**Problem:**
Each line that contains the string "Current" counts once; report how many such lines appear in the data, as a number only.
##### Record list #####
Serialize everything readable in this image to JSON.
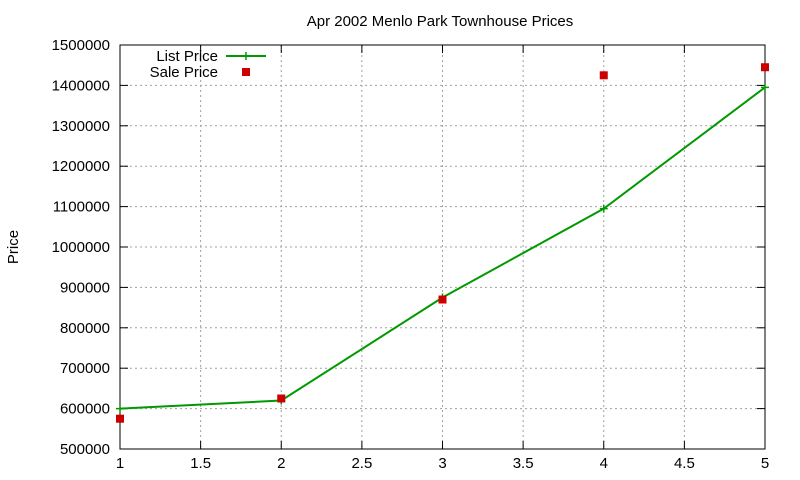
{
  "chart_data": {
    "type": "line",
    "title": "Apr 2002 Menlo Park Townhouse Prices",
    "xlabel": "",
    "ylabel": "Price",
    "xlim": [
      1,
      5
    ],
    "ylim": [
      500000,
      1500000
    ],
    "x_ticks": [
      1,
      1.5,
      2,
      2.5,
      3,
      3.5,
      4,
      4.5,
      5
    ],
    "x_tick_labels": [
      "1",
      "1.5",
      "2",
      "2.5",
      "3",
      "3.5",
      "4",
      "4.5",
      "5"
    ],
    "y_ticks": [
      500000,
      600000,
      700000,
      800000,
      900000,
      1000000,
      1100000,
      1200000,
      1300000,
      1400000,
      1500000
    ],
    "y_tick_labels": [
      "500000",
      "600000",
      "700000",
      "800000",
      "900000",
      "1000000",
      "1100000",
      "1200000",
      "1300000",
      "1400000",
      "1500000"
    ],
    "grid": true,
    "legend_position": "top-left",
    "series": [
      {
        "name": "List Price",
        "style": "line-points",
        "marker": "plus",
        "color": "#009900",
        "x": [
          1,
          2,
          3,
          4,
          5
        ],
        "y": [
          600000,
          620000,
          875000,
          1095000,
          1395000
        ]
      },
      {
        "name": "Sale Price",
        "style": "points",
        "marker": "square",
        "color": "#cc0000",
        "x": [
          1,
          2,
          3,
          4,
          5
        ],
        "y": [
          575000,
          625000,
          870000,
          1425000,
          1445000
        ]
      }
    ]
  }
}
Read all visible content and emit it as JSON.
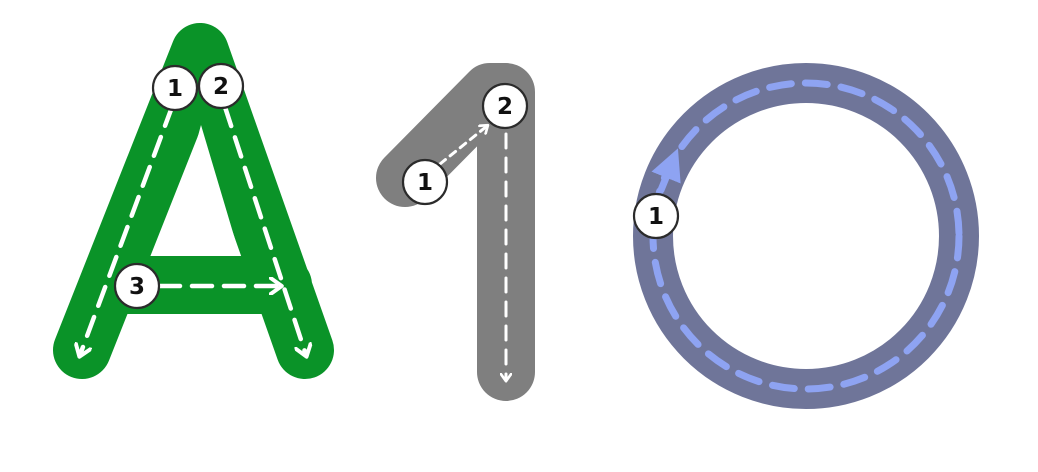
{
  "colors": {
    "background": "#ffffff",
    "letter_a_fill": "#0a9328",
    "digit_one_fill": "#7f7f7f",
    "circle_fill": "#6f7599",
    "circle_guide": "#8ea3f2",
    "guide_white": "#ffffff",
    "badge_fill": "#ffffff",
    "badge_stroke": "#2b2b2b"
  },
  "glyphs": {
    "letter_a": {
      "strokes": [
        {
          "order": "1",
          "icon": "arrow-down-icon"
        },
        {
          "order": "2",
          "icon": "arrow-down-icon"
        },
        {
          "order": "3",
          "icon": "arrow-right-icon"
        }
      ]
    },
    "digit_one": {
      "strokes": [
        {
          "order": "1",
          "icon": "arrow-up-right-icon"
        },
        {
          "order": "2",
          "icon": "arrow-down-icon"
        }
      ]
    },
    "circle_o": {
      "strokes": [
        {
          "order": "1",
          "icon": "arrow-up-icon"
        }
      ]
    }
  }
}
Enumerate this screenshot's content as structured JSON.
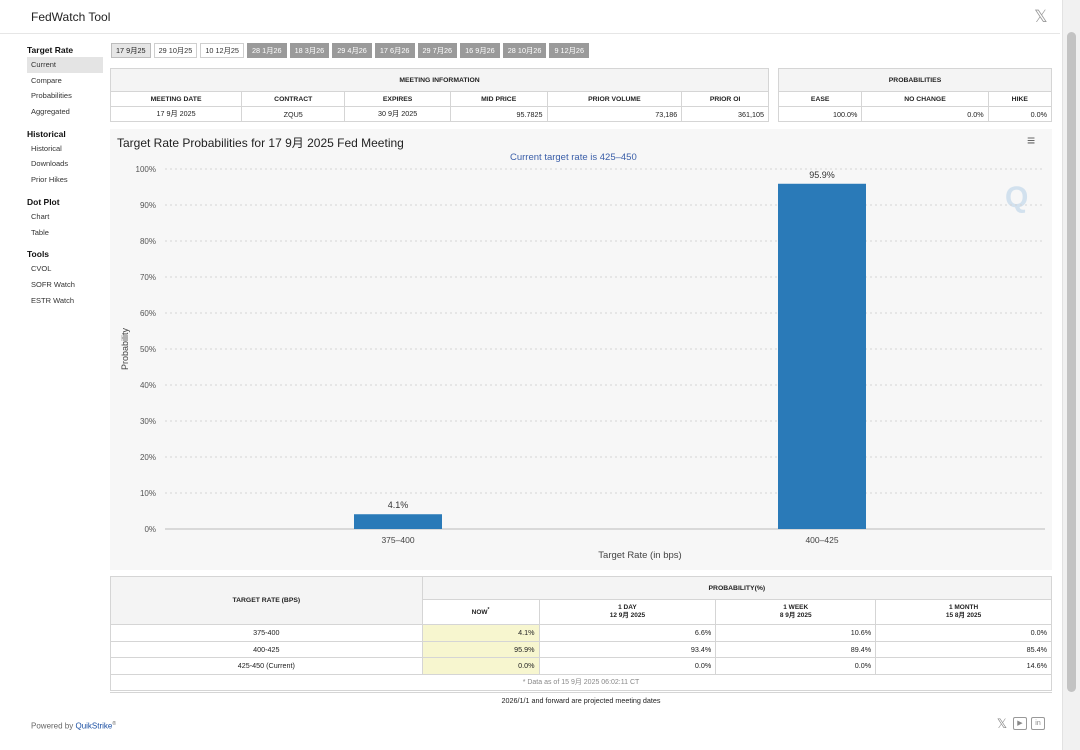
{
  "app": {
    "title": "FedWatch Tool",
    "close_glyph": "𝕏"
  },
  "sidebar": [
    {
      "heading": "Target Rate",
      "items": [
        "Current",
        "Compare",
        "Probabilities",
        "Aggregated"
      ],
      "active": "Current"
    },
    {
      "heading": "Historical",
      "items": [
        "Historical",
        "Downloads",
        "Prior Hikes"
      ]
    },
    {
      "heading": "Dot Plot",
      "items": [
        "Chart",
        "Table"
      ]
    },
    {
      "heading": "Tools",
      "items": [
        "CVOL",
        "SOFR Watch",
        "ESTR Watch"
      ]
    }
  ],
  "tabs": [
    {
      "label": "17 9月25",
      "style": "selected"
    },
    {
      "label": "29 10月25",
      "style": "white"
    },
    {
      "label": "10 12月25",
      "style": "white"
    },
    {
      "label": "28 1月26",
      "style": "gray"
    },
    {
      "label": "18 3月26",
      "style": "gray"
    },
    {
      "label": "29 4月26",
      "style": "gray"
    },
    {
      "label": "17 6月26",
      "style": "gray"
    },
    {
      "label": "29 7月26",
      "style": "gray"
    },
    {
      "label": "16 9月26",
      "style": "gray"
    },
    {
      "label": "28 10月26",
      "style": "gray"
    },
    {
      "label": "9 12月26",
      "style": "gray"
    }
  ],
  "meeting_info": {
    "heading": "MEETING INFORMATION",
    "columns": [
      "MEETING DATE",
      "CONTRACT",
      "EXPIRES",
      "MID PRICE",
      "PRIOR VOLUME",
      "PRIOR OI"
    ],
    "row": [
      "17 9月 2025",
      "ZQU5",
      "30 9月 2025",
      "95.7825",
      "73,186",
      "361,105"
    ]
  },
  "probabilities": {
    "heading": "PROBABILITIES",
    "columns": [
      "EASE",
      "NO CHANGE",
      "HIKE"
    ],
    "row": [
      "100.0%",
      "0.0%",
      "0.0%"
    ]
  },
  "chart_data": {
    "type": "bar",
    "title": "Target Rate Probabilities for 17 9月 2025 Fed Meeting",
    "subtitle": "Current target rate is 425–450",
    "xlabel": "Target Rate (in bps)",
    "ylabel": "Probability",
    "categories": [
      "375–400",
      "400–425"
    ],
    "values": [
      4.1,
      95.9
    ],
    "data_labels": [
      "4.1%",
      "95.9%"
    ],
    "ylim": [
      0,
      100
    ],
    "yticks": [
      "0%",
      "10%",
      "20%",
      "30%",
      "40%",
      "50%",
      "60%",
      "70%",
      "80%",
      "90%",
      "100%"
    ],
    "bar_color": "#2a7ab8",
    "grid": true,
    "watermark": "Q"
  },
  "chart_menu_icon": "hamburger-icon",
  "bottom_table": {
    "target_heading": "TARGET RATE (BPS)",
    "prob_heading": "PROBABILITY(%)",
    "subcolumns": [
      {
        "line1": "NOW",
        "line2": "",
        "sup": "*"
      },
      {
        "line1": "1 DAY",
        "line2": "12 9月 2025"
      },
      {
        "line1": "1 WEEK",
        "line2": "8 9月 2025"
      },
      {
        "line1": "1 MONTH",
        "line2": "15 8月 2025"
      }
    ],
    "rows": [
      {
        "rate": "375-400",
        "values": [
          "4.1%",
          "6.6%",
          "10.6%",
          "0.0%"
        ]
      },
      {
        "rate": "400-425",
        "values": [
          "95.9%",
          "93.4%",
          "89.4%",
          "85.4%"
        ]
      },
      {
        "rate": "425-450 (Current)",
        "values": [
          "0.0%",
          "0.0%",
          "0.0%",
          "14.6%"
        ]
      }
    ],
    "note": "* Data as of 15 9月 2025 06:02:11 CT"
  },
  "footer": {
    "projected_note": "2026/1/1 and forward are projected meeting dates",
    "powered_prefix": "Powered by ",
    "powered_brand": "QuikStrike",
    "powered_mark": "®",
    "icons": [
      "x-icon",
      "youtube-icon",
      "linkedin-icon"
    ]
  }
}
#####
**Solved exercise:**
4